[WORK TO COMPLETE] Give an exact transcription of every line, dropping the images.

** START OF INFORMATION SHOWN **

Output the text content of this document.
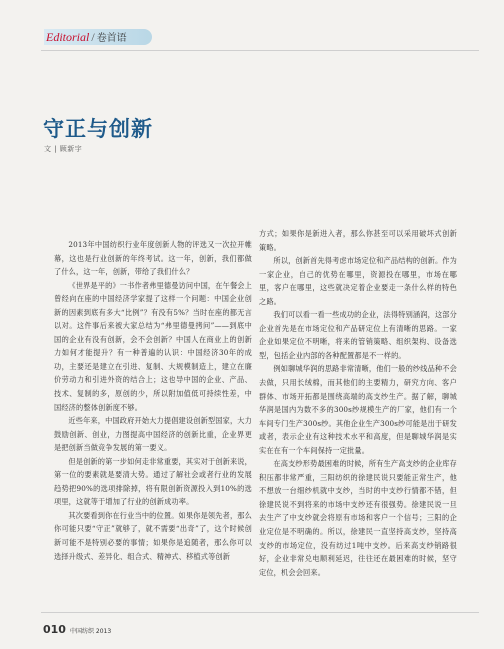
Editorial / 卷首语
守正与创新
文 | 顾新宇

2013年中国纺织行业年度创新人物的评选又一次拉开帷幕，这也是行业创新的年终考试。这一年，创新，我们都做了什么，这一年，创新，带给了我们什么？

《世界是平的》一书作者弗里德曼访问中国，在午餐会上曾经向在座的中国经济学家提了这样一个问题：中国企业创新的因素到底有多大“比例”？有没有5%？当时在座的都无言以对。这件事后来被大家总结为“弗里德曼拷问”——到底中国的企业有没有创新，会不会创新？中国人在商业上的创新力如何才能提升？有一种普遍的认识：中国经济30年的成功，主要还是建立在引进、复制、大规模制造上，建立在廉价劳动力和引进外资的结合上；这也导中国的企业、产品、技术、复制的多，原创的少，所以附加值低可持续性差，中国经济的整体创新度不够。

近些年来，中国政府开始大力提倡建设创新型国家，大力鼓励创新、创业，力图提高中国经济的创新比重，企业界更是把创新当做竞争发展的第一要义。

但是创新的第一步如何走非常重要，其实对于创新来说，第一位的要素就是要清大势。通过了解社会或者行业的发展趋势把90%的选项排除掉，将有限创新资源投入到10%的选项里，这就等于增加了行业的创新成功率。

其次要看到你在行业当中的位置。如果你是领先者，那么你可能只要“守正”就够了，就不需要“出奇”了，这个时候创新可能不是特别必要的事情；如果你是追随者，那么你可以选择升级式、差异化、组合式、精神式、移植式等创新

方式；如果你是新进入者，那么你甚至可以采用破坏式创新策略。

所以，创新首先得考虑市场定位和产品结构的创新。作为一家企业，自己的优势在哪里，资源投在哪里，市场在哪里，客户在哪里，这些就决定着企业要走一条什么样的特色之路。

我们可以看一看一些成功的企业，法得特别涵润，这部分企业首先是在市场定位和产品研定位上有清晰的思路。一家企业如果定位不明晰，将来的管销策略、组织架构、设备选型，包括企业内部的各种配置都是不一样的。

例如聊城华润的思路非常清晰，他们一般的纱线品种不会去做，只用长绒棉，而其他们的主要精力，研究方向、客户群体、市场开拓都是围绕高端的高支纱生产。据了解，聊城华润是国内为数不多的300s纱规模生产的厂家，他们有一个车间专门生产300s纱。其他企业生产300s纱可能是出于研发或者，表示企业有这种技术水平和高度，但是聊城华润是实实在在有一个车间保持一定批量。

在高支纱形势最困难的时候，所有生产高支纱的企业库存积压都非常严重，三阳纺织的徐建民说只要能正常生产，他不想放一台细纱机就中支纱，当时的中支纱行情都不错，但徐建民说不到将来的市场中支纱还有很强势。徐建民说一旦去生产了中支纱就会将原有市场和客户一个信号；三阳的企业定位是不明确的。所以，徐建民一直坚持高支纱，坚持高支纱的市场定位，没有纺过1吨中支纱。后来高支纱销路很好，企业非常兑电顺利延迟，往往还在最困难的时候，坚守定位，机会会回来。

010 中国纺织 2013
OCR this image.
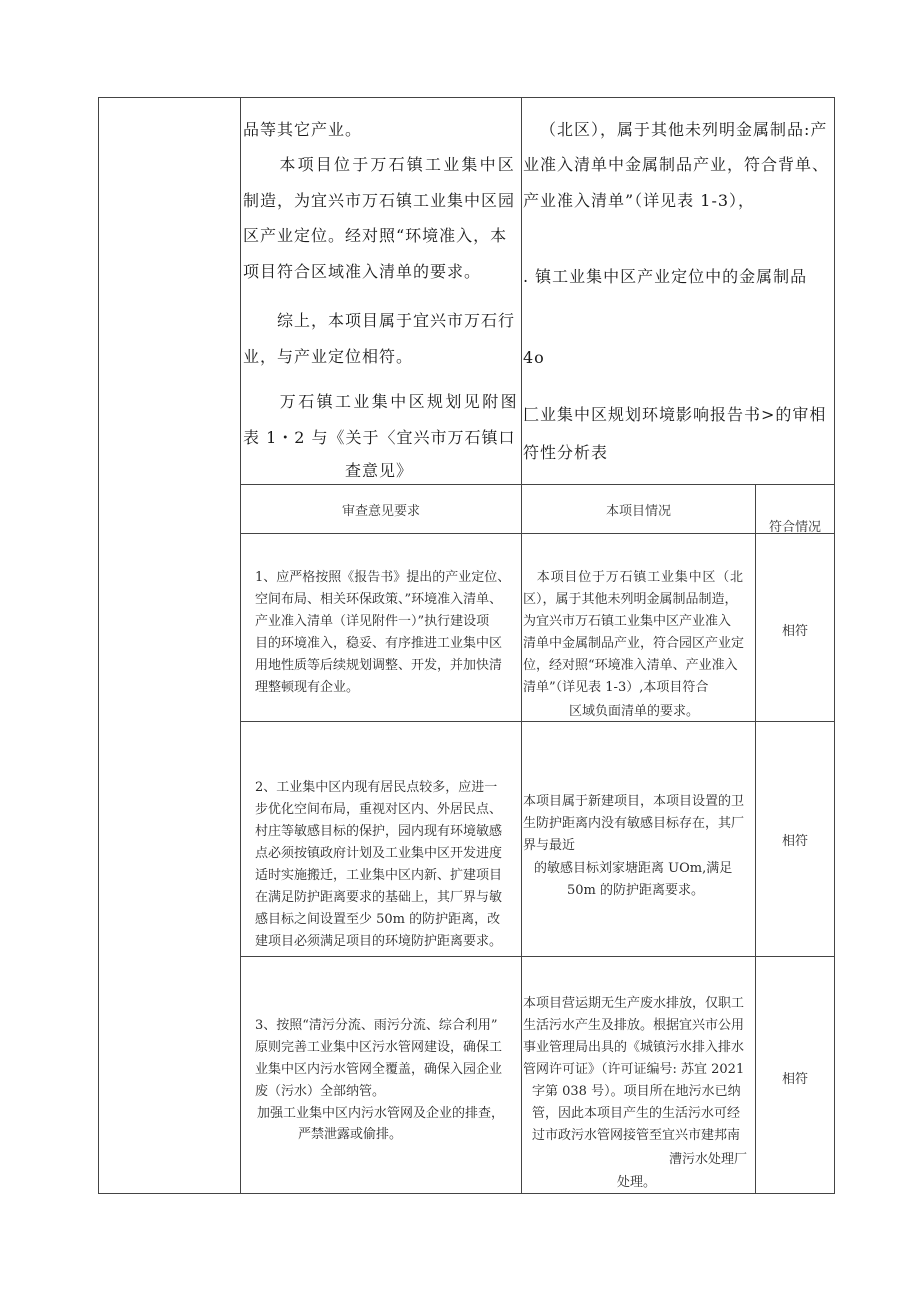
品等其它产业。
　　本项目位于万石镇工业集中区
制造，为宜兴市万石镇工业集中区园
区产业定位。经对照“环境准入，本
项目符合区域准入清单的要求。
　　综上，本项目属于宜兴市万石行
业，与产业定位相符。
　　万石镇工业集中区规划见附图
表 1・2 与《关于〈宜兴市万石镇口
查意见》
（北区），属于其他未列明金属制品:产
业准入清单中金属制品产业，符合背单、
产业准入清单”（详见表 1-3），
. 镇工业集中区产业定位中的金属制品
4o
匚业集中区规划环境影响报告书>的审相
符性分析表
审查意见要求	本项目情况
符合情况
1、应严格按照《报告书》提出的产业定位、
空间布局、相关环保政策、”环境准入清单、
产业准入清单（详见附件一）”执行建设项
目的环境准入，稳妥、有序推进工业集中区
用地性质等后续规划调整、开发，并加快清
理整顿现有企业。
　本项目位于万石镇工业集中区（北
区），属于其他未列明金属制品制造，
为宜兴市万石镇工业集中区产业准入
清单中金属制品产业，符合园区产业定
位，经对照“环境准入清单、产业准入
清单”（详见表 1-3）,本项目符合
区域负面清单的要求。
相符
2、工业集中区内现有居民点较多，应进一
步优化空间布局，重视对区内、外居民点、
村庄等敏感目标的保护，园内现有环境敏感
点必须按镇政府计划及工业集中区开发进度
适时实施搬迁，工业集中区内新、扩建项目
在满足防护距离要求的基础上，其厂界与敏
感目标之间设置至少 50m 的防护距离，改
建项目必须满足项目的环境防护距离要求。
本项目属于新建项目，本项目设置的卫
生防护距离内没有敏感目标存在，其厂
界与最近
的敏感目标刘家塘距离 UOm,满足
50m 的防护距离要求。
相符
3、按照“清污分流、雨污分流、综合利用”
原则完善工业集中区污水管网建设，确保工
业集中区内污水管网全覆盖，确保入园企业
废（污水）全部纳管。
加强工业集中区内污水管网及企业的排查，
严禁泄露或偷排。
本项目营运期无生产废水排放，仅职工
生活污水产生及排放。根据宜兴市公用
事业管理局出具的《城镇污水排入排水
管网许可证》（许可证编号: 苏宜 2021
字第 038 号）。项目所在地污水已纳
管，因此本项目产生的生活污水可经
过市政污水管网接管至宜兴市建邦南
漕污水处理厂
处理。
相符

** END OF INFORMATION SHOWN **

[WORKED ANSWER]
Output the text content of this document.
Editorial / 卷首语
守正与创新
文 | 顾新宇

2013年中国纺织行业年度创新人物的评选又一次拉开帷幕，这也是行业创新的年终考试。这一年，创新，我们都做了什么，这一年，创新，带给了我们什么？

《世界是平的》一书作者弗里德曼访问中国，在午餐会上曾经向在座的中国经济学家提了这样一个问题：中国企业创新的因素到底有多大“比例”？有没有5%？当时在座的都无言以对。这件事后来被大家总结为“弗里德曼拷问”——到底中国的企业有没有创新，会不会创新？中国人在商业上的创新力如何才能提升？有一种普遍的认识：中国经济30年的成功，主要还是建立在引进、复制、大规模制造上，建立在廉价劳动力和引进外资的结合上；这也导中国的企业、产品、技术、复制的多，原创的少，所以附加值低可持续性差，中国经济的整体创新度不够。

近些年来，中国政府开始大力提倡建设创新型国家，大力鼓励创新、创业，力图提高中国经济的创新比重，企业界更是把创新当做竞争发展的第一要义。

但是创新的第一步如何走非常重要，其实对于创新来说，第一位的要素就是要清大势。通过了解社会或者行业的发展趋势把90%的选项排除掉，将有限创新资源投入到10%的选项里，这就等于增加了行业的创新成功率。

其次要看到你在行业当中的位置。如果你是领先者，那么你可能只要“守正”就够了，就不需要“出奇”了，这个时候创新可能不是特别必要的事情；如果你是追随者，那么你可以选择升级式、差异化、组合式、精神式、移植式等创新

方式；如果你是新进入者，那么你甚至可以采用破坏式创新策略。

所以，创新首先得考虑市场定位和产品结构的创新。作为一家企业，自己的优势在哪里，资源投在哪里，市场在哪里，客户在哪里，这些就决定着企业要走一条什么样的特色之路。

我们可以看一看一些成功的企业，法得特别涵润，这部分企业首先是在市场定位和产品研定位上有清晰的思路。一家企业如果定位不明晰，将来的管销策略、组织架构、设备选型，包括企业内部的各种配置都是不一样的。

例如聊城华润的思路非常清晰，他们一般的纱线品种不会去做，只用长绒棉，而其他们的主要精力，研究方向、客户群体、市场开拓都是围绕高端的高支纱生产。据了解，聊城华润是国内为数不多的300s纱规模生产的厂家，他们有一个车间专门生产300s纱。其他企业生产300s纱可能是出于研发或者，表示企业有这种技术水平和高度，但是聊城华润是实实在在有一个车间保持一定批量。

在高支纱形势最困难的时候，所有生产高支纱的企业库存积压都非常严重，三阳纺织的徐建民说只要能正常生产，他不想放一台细纱机就中支纱，当时的中支纱行情都不错，但徐建民说不到将来的市场中支纱还有很强势。徐建民说一旦去生产了中支纱就会将原有市场和客户一个信号；三阳的企业定位是不明确的。所以，徐建民一直坚持高支纱，坚持高支纱的市场定位，没有纺过1吨中支纱。后来高支纱销路很好，企业非常兑电顺利延迟，往往还在最困难的时候，坚守定位，机会会回来。

010 中国纺织 2013
OCR this image.
品等其它产业。
　　本项目位于万石镇工业集中区
制造，为宜兴市万石镇工业集中区园
区产业定位。经对照“环境准入，本
项目符合区域准入清单的要求。
　　综上，本项目属于宜兴市万石行
业，与产业定位相符。
　　万石镇工业集中区规划见附图
表 1・2 与《关于〈宜兴市万石镇口
查意见》
（北区），属于其他未列明金属制品:产
业准入清单中金属制品产业，符合背单、
产业准入清单”（详见表 1-3），
. 镇工业集中区产业定位中的金属制品
4o
匚业集中区规划环境影响报告书>的审相
符性分析表
审查意见要求	本项目情况
符合情况
1、应严格按照《报告书》提出的产业定位、
空间布局、相关环保政策、”环境准入清单、
产业准入清单（详见附件一）”执行建设项
目的环境准入，稳妥、有序推进工业集中区
用地性质等后续规划调整、开发，并加快清
理整顿现有企业。
　本项目位于万石镇工业集中区（北
区），属于其他未列明金属制品制造，
为宜兴市万石镇工业集中区产业准入
清单中金属制品产业，符合园区产业定
位，经对照“环境准入清单、产业准入
清单”（详见表 1-3）,本项目符合
区域负面清单的要求。
相符
2、工业集中区内现有居民点较多，应进一
步优化空间布局，重视对区内、外居民点、
村庄等敏感目标的保护，园内现有环境敏感
点必须按镇政府计划及工业集中区开发进度
适时实施搬迁，工业集中区内新、扩建项目
在满足防护距离要求的基础上，其厂界与敏
感目标之间设置至少 50m 的防护距离，改
建项目必须满足项目的环境防护距离要求。
本项目属于新建项目，本项目设置的卫
生防护距离内没有敏感目标存在，其厂
界与最近
的敏感目标刘家塘距离 UOm,满足
50m 的防护距离要求。
相符
3、按照“清污分流、雨污分流、综合利用”
原则完善工业集中区污水管网建设，确保工
业集中区内污水管网全覆盖，确保入园企业
废（污水）全部纳管。
加强工业集中区内污水管网及企业的排查，
严禁泄露或偷排。
本项目营运期无生产废水排放，仅职工
生活污水产生及排放。根据宜兴市公用
事业管理局出具的《城镇污水排入排水
管网许可证》（许可证编号: 苏宜 2021
字第 038 号）。项目所在地污水已纳
管，因此本项目产生的生活污水可经
过市政污水管网接管至宜兴市建邦南
漕污水处理厂
处理。
相符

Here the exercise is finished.